> Your instructions: Go through the listing and write out all of it exactly.

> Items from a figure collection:

• • • • •

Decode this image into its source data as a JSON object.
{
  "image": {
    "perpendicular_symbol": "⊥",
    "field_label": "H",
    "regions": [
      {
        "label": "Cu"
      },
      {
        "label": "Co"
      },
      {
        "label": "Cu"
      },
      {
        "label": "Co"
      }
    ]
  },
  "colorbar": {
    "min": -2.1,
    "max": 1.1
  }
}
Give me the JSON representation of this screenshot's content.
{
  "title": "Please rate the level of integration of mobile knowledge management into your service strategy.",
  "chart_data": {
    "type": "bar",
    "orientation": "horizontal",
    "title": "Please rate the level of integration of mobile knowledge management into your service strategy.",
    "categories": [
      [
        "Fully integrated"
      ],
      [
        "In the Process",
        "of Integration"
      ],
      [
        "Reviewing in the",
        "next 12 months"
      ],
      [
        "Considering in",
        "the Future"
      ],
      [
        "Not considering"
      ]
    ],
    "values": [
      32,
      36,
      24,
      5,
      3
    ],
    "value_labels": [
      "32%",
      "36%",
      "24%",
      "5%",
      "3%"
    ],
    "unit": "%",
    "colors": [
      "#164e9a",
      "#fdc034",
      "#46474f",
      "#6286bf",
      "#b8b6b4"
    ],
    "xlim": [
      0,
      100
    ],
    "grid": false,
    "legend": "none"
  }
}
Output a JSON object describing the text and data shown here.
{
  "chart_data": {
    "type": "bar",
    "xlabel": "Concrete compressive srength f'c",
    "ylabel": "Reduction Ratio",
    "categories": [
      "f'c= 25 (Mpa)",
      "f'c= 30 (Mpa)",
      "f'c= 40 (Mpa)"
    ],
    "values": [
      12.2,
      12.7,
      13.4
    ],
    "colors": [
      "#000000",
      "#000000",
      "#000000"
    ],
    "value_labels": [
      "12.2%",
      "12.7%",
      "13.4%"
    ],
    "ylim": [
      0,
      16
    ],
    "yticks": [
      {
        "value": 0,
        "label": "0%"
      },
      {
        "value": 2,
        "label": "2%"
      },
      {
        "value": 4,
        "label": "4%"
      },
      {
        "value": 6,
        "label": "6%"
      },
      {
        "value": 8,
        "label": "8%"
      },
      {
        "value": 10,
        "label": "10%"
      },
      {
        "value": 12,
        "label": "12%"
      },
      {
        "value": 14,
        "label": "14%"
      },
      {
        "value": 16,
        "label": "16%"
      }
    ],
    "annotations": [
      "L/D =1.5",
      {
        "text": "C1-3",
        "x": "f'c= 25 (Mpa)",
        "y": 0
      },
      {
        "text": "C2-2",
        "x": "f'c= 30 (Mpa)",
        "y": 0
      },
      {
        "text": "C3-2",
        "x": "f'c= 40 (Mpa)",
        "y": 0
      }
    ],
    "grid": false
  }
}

• • • • •

> Full response:
Decode this image into its source data as a JSON object.
{
  "image": {
    "perpendicular_symbol": "⊥",
    "field_label": "H",
    "regions": [
      {
        "label": "Cu"
      },
      {
        "label": "Co"
      },
      {
        "label": "Cu"
      },
      {
        "label": "Co"
      }
    ]
  },
  "colorbar": {
    "min": -2.1,
    "max": 1.1
  }
}
Give me the JSON representation of this screenshot's content.
{
  "title": "Please rate the level of integration of mobile knowledge management into your service strategy.",
  "chart_data": {
    "type": "bar",
    "orientation": "horizontal",
    "title": "Please rate the level of integration of mobile knowledge management into your service strategy.",
    "categories": [
      [
        "Fully integrated"
      ],
      [
        "In the Process",
        "of Integration"
      ],
      [
        "Reviewing in the",
        "next 12 months"
      ],
      [
        "Considering in",
        "the Future"
      ],
      [
        "Not considering"
      ]
    ],
    "values": [
      32,
      36,
      24,
      5,
      3
    ],
    "value_labels": [
      "32%",
      "36%",
      "24%",
      "5%",
      "3%"
    ],
    "unit": "%",
    "colors": [
      "#164e9a",
      "#fdc034",
      "#46474f",
      "#6286bf",
      "#b8b6b4"
    ],
    "xlim": [
      0,
      100
    ],
    "grid": false,
    "legend": "none"
  }
}
Output a JSON object describing the text and data shown here.
{
  "chart_data": {
    "type": "bar",
    "xlabel": "Concrete compressive srength f'c",
    "ylabel": "Reduction Ratio",
    "categories": [
      "f'c= 25 (Mpa)",
      "f'c= 30 (Mpa)",
      "f'c= 40 (Mpa)"
    ],
    "values": [
      12.2,
      12.7,
      13.4
    ],
    "colors": [
      "#000000",
      "#000000",
      "#000000"
    ],
    "value_labels": [
      "12.2%",
      "12.7%",
      "13.4%"
    ],
    "ylim": [
      0,
      16
    ],
    "yticks": [
      {
        "value": 0,
        "label": "0%"
      },
      {
        "value": 2,
        "label": "2%"
      },
      {
        "value": 4,
        "label": "4%"
      },
      {
        "value": 6,
        "label": "6%"
      },
      {
        "value": 8,
        "label": "8%"
      },
      {
        "value": 10,
        "label": "10%"
      },
      {
        "value": 12,
        "label": "12%"
      },
      {
        "value": 14,
        "label": "14%"
      },
      {
        "value": 16,
        "label": "16%"
      }
    ],
    "annotations": [
      "L/D =1.5",
      {
        "text": "C1-3",
        "x": "f'c= 25 (Mpa)",
        "y": 0
      },
      {
        "text": "C2-2",
        "x": "f'c= 30 (Mpa)",
        "y": 0
      },
      {
        "text": "C3-2",
        "x": "f'c= 40 (Mpa)",
        "y": 0
      }
    ],
    "grid": false
  }
}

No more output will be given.